DA SVOLGERE: Riscriva il passo del testo sui colloqui di Ginevra che va da "La posizione degli" fino a "nel lungo termine." compreso, sostituendo "Casa Bianca" con "presidenza americana".

SEZIONE DEL TESTO:

Secondo la prima versione, quella “light”, i colloqui di Ginevra sono un vero passo in avanti tra due mondi, un tempo così distanti, che oggi riescono finalmente dialogare e a spalancare le porte alla pace in Medio Oriente. E dunque l’Iran è ormai pronto al grande passo in avanti per avvicinarsi all’Occidente come potenza pacifica e raccogliere le sfide del XXI secolo. A questa versione si attengono: il segretario di Stato degli Stati Uniti, John Kerry, il presidente della Repubblica Islamica, Hassan Rouhani, e il responsabile dell'Agenzia Onu per il nucleare (AIEA), Yukiya Amano, il quale spera addirittura di concludere oggi stesso un accordo.

 

La seconda versione, quella più scettica, vede invece ribaltate le attese sul dialogo intorno al nucleare e non nutre alcuna speranza di concordia tra i soggetti dialoganti, i quali - è già annunciato - si incontreranno di nuovo il 20 novembre per tracciare un quadro di massima e un percorso chiaro verso l’allentamento sanzionatorio al pluriennale embargo. A questa versione aderiscono Francia, Israele e Arabia Saudita.

 

I francesi in particolare, attraverso il ministro degli esteri Laurent Fabius, già da molti mesi (potremmo dire anni) sono ben sintonizzati sugli eventi geopolitici e geo-economici che attraversano l’Africa e il Medio Oriente e, forse meglio di altri, hanno il polso della situazione di quanto accade oltre il Mediterraneo, perché è nel loro interesse. Per questo Fabius, nel fine settimana aveva raffreddato a mezzo stampa gli entusiasmi di chi (leggi Stati Uniti) sbandierava i progressi sul tema, parlando di una “politica estera francese indipendente”.

 

La posizione degli USA
La Casa Bianca è bramosa di risultati diplomatici significativi, dopo gli insuccessi inanellati uno dietro l’altro in Africa e Medio Oriente: il golpe-non golpe in Egitto, l’attacco-non attacco in Siria, il dialogo-non dialogo con l’Iran, la difesa-disimpegno con Israele. Al presidente Obama serve una linea vincente in politica estera che ne riscatti la percezione di sbandamento e decadenza che l’America proietta oggi, perché sa che qualcuno finirà per crederci e questo rischia di danneggiare i suoi interessi globali nel lungo termine.

DATI GREZZI:
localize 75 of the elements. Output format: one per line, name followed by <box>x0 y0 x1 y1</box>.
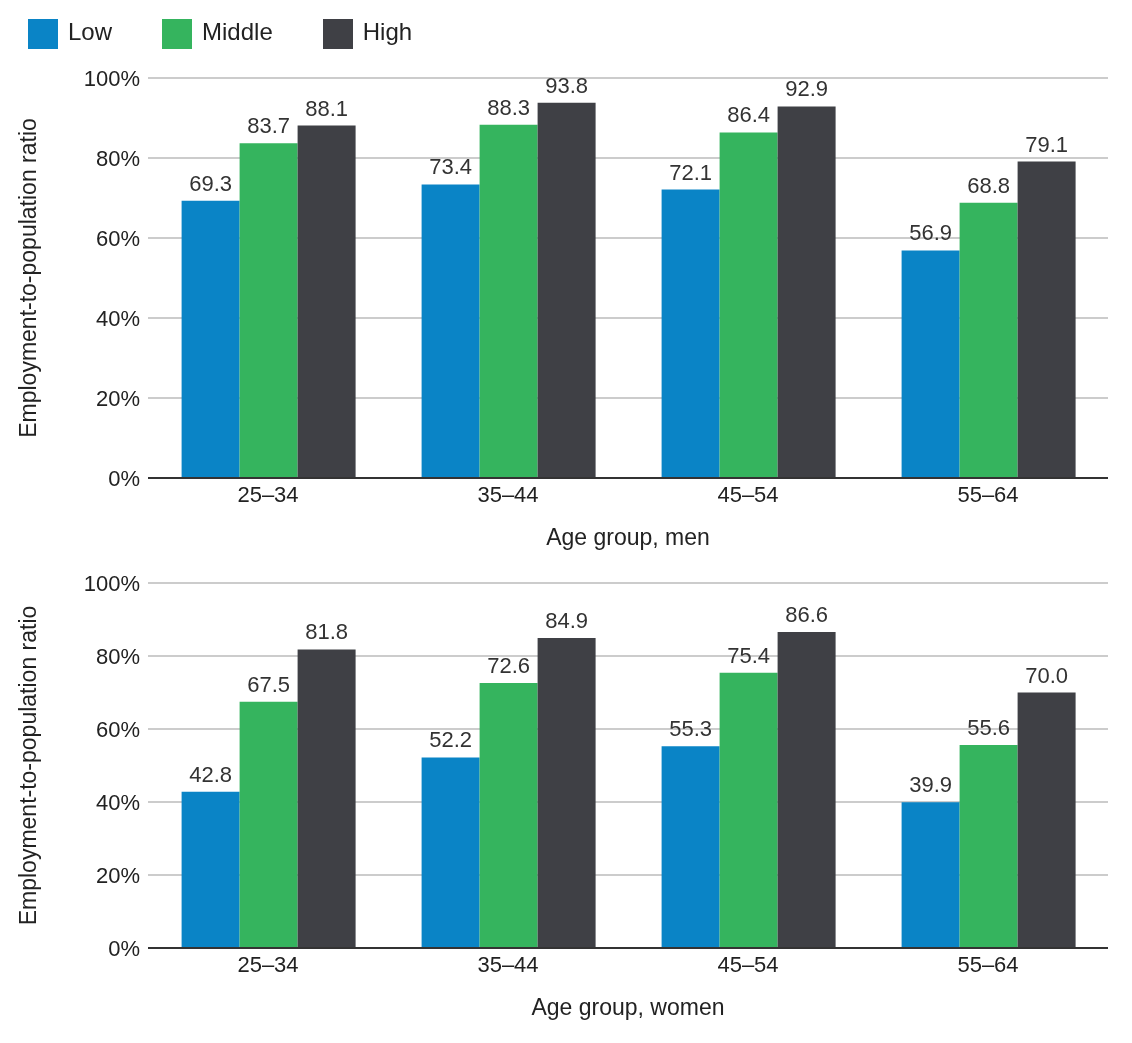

SOLUZIONE PROPOSTA:
La posizione degli USA
La presidenza americana è bramosa di risultati diplomatici significativi, dopo gli insuccessi inanellati uno dietro l’altro in Africa e Medio Oriente: il golpe-non golpe in Egitto, l’attacco-non attacco in Siria, il dialogo-non dialogo con l’Iran, la difesa-disimpegno con Israele. Al presidente Obama serve una linea vincente in politica estera che ne riscatti la percezione di sbandamento e decadenza che l’America proietta oggi, perché sa che qualcuno finirà per crederci e questo rischia di danneggiare i suoi interessi globali nel lungo termine.